What is required: Set the entries down again exactly; none may be skipped.

Material provided:
Content starts

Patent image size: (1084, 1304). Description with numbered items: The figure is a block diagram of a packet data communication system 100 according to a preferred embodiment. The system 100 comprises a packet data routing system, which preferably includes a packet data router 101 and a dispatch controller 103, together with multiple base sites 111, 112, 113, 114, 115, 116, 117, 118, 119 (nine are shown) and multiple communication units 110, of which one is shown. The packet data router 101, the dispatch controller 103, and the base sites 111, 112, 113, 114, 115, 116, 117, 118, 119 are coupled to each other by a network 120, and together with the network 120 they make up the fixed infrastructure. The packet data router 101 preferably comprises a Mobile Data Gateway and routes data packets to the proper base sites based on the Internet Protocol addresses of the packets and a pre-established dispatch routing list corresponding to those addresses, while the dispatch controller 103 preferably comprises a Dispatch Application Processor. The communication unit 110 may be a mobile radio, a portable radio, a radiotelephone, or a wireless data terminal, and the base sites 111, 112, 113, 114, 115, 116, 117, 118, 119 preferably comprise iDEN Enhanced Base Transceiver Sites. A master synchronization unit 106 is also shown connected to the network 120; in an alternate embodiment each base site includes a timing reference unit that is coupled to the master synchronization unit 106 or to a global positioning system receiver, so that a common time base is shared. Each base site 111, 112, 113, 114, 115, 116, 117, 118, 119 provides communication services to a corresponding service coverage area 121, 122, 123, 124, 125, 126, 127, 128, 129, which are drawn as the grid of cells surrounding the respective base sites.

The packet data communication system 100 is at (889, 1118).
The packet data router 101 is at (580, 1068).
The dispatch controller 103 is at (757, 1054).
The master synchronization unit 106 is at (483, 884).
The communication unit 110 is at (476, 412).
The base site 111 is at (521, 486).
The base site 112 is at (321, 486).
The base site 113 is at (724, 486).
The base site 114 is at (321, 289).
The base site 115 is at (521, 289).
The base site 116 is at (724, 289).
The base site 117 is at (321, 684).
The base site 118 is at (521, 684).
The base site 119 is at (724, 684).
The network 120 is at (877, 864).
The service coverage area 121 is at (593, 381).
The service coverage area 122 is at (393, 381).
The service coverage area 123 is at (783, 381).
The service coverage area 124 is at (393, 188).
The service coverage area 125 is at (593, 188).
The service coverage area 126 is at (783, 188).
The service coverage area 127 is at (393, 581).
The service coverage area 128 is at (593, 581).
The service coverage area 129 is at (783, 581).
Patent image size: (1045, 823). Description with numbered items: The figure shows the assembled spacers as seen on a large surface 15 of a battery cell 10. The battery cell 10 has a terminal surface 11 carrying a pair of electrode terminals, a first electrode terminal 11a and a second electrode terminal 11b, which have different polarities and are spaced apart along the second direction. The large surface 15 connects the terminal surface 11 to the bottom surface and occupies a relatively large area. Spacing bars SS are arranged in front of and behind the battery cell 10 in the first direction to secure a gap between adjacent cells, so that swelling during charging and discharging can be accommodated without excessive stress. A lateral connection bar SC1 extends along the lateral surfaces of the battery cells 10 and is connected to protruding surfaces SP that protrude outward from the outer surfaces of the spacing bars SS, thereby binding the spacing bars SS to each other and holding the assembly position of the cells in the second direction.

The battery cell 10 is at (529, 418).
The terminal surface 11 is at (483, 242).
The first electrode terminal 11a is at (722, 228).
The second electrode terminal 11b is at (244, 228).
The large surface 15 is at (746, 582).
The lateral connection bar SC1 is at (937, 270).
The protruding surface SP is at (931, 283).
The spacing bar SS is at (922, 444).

Content ends

Response to this task:
Patent image size: (1084, 1304). Description with numbered items: The figure is a block diagram of a packet data communication system 100 according to a preferred embodiment. The system 100 comprises a packet data routing system, which preferably includes a packet data router 101 and a dispatch controller 103, together with multiple base sites 111, 112, 113, 114, 115, 116, 117, 118, 119 (nine are shown) and multiple communication units 110, of which one is shown. The packet data router 101, the dispatch controller 103, and the base sites 111, 112, 113, 114, 115, 116, 117, 118, 119 are coupled to each other by a network 120, and together with the network 120 they make up the fixed infrastructure. The packet data router 101 preferably comprises a Mobile Data Gateway and routes data packets to the proper base sites based on the Internet Protocol addresses of the packets and a pre-established dispatch routing list corresponding to those addresses, while the dispatch controller 103 preferably comprises a Dispatch Application Processor. The communication unit 110 may be a mobile radio, a portable radio, a radiotelephone, or a wireless data terminal, and the base sites 111, 112, 113, 114, 115, 116, 117, 118, 119 preferably comprise iDEN Enhanced Base Transceiver Sites. A master synchronization unit 106 is also shown connected to the network 120; in an alternate embodiment each base site includes a timing reference unit that is coupled to the master synchronization unit 106 or to a global positioning system receiver, so that a common time base is shared. Each base site 111, 112, 113, 114, 115, 116, 117, 118, 119 provides communication services to a corresponding service coverage area 121, 122, 123, 124, 125, 126, 127, 128, 129, which are drawn as the grid of cells surrounding the respective base sites.

The packet data communication system 100 is at (889, 1118).
The packet data router 101 is at (580, 1068).
The dispatch controller 103 is at (757, 1054).
The master synchronization unit 106 is at (483, 884).
The communication unit 110 is at (476, 412).
The base site 111 is at (521, 486).
The base site 112 is at (321, 486).
The base site 113 is at (724, 486).
The base site 114 is at (321, 289).
The base site 115 is at (521, 289).
The base site 116 is at (724, 289).
The base site 117 is at (321, 684).
The base site 118 is at (521, 684).
The base site 119 is at (724, 684).
The network 120 is at (877, 864).
The service coverage area 121 is at (593, 381).
The service coverage area 122 is at (393, 381).
The service coverage area 123 is at (783, 381).
The service coverage area 124 is at (393, 188).
The service coverage area 125 is at (593, 188).
The service coverage area 126 is at (783, 188).
The service coverage area 127 is at (393, 581).
The service coverage area 128 is at (593, 581).
The service coverage area 129 is at (783, 581).
Patent image size: (1045, 823). Description with numbered items: The figure shows the assembled spacers as seen on a large surface 15 of a battery cell 10. The battery cell 10 has a terminal surface 11 carrying a pair of electrode terminals, a first electrode terminal 11a and a second electrode terminal 11b, which have different polarities and are spaced apart along the second direction. The large surface 15 connects the terminal surface 11 to the bottom surface and occupies a relatively large area. Spacing bars SS are arranged in front of and behind the battery cell 10 in the first direction to secure a gap between adjacent cells, so that swelling during charging and discharging can be accommodated without excessive stress. A lateral connection bar SC1 extends along the lateral surfaces of the battery cells 10 and is connected to protruding surfaces SP that protrude outward from the outer surfaces of the spacing bars SS, thereby binding the spacing bars SS to each other and holding the assembly position of the cells in the second direction.

The battery cell 10 is at (529, 418).
The terminal surface 11 is at (483, 242).
The first electrode terminal 11a is at (722, 228).
The second electrode terminal 11b is at (244, 228).
The large surface 15 is at (746, 582).
The lateral connection bar SC1 is at (937, 270).
The protruding surface SP is at (931, 283).
The spacing bar SS is at (922, 444).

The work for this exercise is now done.